#### [List of tasks]
A - Please shorten the paragraph of the forum thread below that begins "He is a grown-up who has the capacity," keeping its main facts.
B - Return the part of the forum thread below that begins at the words "You are not about" and stops after "ask him to.", copied word for word.
Text section start
I'd leave him in a heartbeat for that alone. The only advice you really need is "leave him". This kind of abuse never gets better and often it gets worse. Much, much worse.

Northernstarz · 30/06/2014 21:31

Thank you kind people. I appreciate your advice more than you probably know. I've felt incredibly sad and lonely.

OP posts:
mineofuselessinformation · 30/06/2014 21:37

What you have said in your OP is more than enough reason for divorce for unreasonable behaviour.
Your saying you feel lonely sums it all up really.

AnyFucker · 30/06/2014 21:40

End your marriage and please stop standing by while he bullies your children.

It will affect your relationship with them long term as they will not understand why you do not protect them from him.

You have been warned, I am afraid. The last thing you want is to end up alone with him.

Northernstarz · 01/07/2014 16:16

Thanks for your replies. One last question. I'm not overly frightened of going it alone and being a single parent. I also think our daughters would ultimately cope OK. This sounds crazy but I am very concerned about hurting my DH, about humiliating him and about effectively taking his home and family away. His childhood was not good with his parents and I feel like I am now about to treat him badly too. How did you gather the courage to divorce. Did you feel like me at all about your Ex Partners?

OP posts:
AttilaTheMeerkat · 01/07/2014 16:23

"This sounds crazy but I am very concerned about hurting my DH, about humiliating him and about effectively taking his home and family away. His childhood was not good with his parents and I feel like I am now about to treat him badly too"

Why do you think this way at all?. Honestly examine your own reasons carefully for writing the above. I would be reading up on co-dependency and seeing if any of that fits in with you. You are not responsible for him.

Do you think that your DH has been at all similarly concerned abut hurting you and or his own family unit?. No he has not and more than that he regards you simply as possessions. If his own childhood was not good he has simply gone onto repeat that with you as his victims now. He did not have to do that but chose to rehash what he had already been taught.

Such men do not change. You've already had 11 years of him not fundamentally changing.

AnyFucker · 01/07/2014 16:31

your H is a grown man who chooses to behave the way he does

your children have no such choice to live with the bullying and at present you are failing to protect them fom him

this was my childhood, OP

I currently live only 3 miles from my parents but have only limited contact with them

I hate my father but reserve a special level of contempt for my mother

she has been with him for over 40 years and still he puts her down at every opportunity but she chose her relationship with him over the emotional well being of her kids many years ago

she will be alone and wiping the shitty arse of her abuser before too long

depressing, isn't it

hellsbellsmelons · 01/07/2014 16:37

You have compassion as you are a normal human being and you don't want to hurt others. That is just natural.
But.... You are a mother and you have to protect your DC.
If you stay, they have to stay.
Be strong and do what's right for you and your DC.
Try to stop worrying about your 'D'H feelings. He hasn't worried about yours or your DCs so that is wasted energy.
Use your energy now to get away from the abuse.
You will be so much happier!

tipsytrifle · 01/07/2014 20:05

You are not about to treat him badly. You are about to deal with the situation Rightly.

CroydonFacelift · 01/07/2014 20:34

I read the first few lines and that he scares your children. That is enough reason to leave or ask him to.

AnyFucker · 02/07/2014 13:47

any more thoughts, OP ?

GoatsDoRoam · 02/07/2014 15:54

You are not responsible for his poor childhood, or for his emotional well-being now.

He is a grown-up who has the capacity to cope with emotional upset -- and if he finds he has a hard time coping, he is a grown man with the capacity to seek support from friends, family and professionals if he needs it.

It is kind of you to feel empathy at the hurt he will likely experience, but it is not your job to prevent it. He can and will cope -- just as we all do when life events hurt us.
Text section end
Dataset section start
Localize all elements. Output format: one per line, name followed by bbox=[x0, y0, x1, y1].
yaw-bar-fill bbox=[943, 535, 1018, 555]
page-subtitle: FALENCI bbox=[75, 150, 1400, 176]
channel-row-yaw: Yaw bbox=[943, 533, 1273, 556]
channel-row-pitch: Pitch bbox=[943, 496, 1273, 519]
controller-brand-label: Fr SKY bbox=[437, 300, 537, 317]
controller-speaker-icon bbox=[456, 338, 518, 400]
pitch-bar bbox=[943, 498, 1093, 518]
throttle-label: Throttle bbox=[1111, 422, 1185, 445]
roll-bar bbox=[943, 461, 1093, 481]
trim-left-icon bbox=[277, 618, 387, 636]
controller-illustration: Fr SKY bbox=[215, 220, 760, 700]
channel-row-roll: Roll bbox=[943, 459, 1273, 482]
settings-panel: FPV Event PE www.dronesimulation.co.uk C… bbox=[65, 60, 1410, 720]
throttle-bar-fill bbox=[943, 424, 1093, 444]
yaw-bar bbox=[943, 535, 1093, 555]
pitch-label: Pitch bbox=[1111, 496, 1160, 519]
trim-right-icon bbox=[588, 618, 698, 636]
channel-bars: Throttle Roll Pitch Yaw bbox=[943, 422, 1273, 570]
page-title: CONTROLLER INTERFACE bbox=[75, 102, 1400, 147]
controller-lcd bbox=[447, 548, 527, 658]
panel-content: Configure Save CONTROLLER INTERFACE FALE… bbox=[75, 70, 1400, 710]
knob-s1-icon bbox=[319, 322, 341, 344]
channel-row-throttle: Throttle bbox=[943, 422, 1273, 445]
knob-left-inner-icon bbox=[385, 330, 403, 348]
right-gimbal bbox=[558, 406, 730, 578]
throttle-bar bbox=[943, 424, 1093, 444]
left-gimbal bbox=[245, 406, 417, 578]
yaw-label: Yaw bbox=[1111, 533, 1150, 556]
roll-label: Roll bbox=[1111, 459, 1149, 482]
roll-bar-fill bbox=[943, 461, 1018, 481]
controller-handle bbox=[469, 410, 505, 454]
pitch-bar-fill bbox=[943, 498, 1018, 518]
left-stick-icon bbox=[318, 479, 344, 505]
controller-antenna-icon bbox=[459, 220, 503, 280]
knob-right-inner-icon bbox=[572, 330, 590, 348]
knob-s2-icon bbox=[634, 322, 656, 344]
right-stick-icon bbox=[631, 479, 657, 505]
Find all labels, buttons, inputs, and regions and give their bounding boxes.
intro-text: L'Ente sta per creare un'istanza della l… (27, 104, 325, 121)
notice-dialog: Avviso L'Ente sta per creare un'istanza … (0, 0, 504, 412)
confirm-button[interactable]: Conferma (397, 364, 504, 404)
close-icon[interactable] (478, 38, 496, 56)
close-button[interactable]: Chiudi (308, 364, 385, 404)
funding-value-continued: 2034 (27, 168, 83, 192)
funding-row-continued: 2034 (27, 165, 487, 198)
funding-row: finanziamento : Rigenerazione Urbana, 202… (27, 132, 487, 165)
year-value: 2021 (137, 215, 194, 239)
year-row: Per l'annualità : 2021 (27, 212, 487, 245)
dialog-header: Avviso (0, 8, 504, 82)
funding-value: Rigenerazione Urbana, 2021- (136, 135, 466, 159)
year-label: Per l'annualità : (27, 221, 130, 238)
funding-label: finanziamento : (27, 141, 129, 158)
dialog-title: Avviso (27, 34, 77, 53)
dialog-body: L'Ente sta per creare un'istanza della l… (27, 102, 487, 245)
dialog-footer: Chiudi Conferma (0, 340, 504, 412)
Dataset section end
#### [Responses by item number]
A - He is an adult who can handle emotional upset, and if he struggles, he can get support from friends, family or professionals.

B -
You are not about to treat him badly. You are about to deal with the situation Rightly.

CroydonFacelift · 01/07/2014 20:34

I read the first few lines and that he scares your children. That is enough reason to leave or ask him to.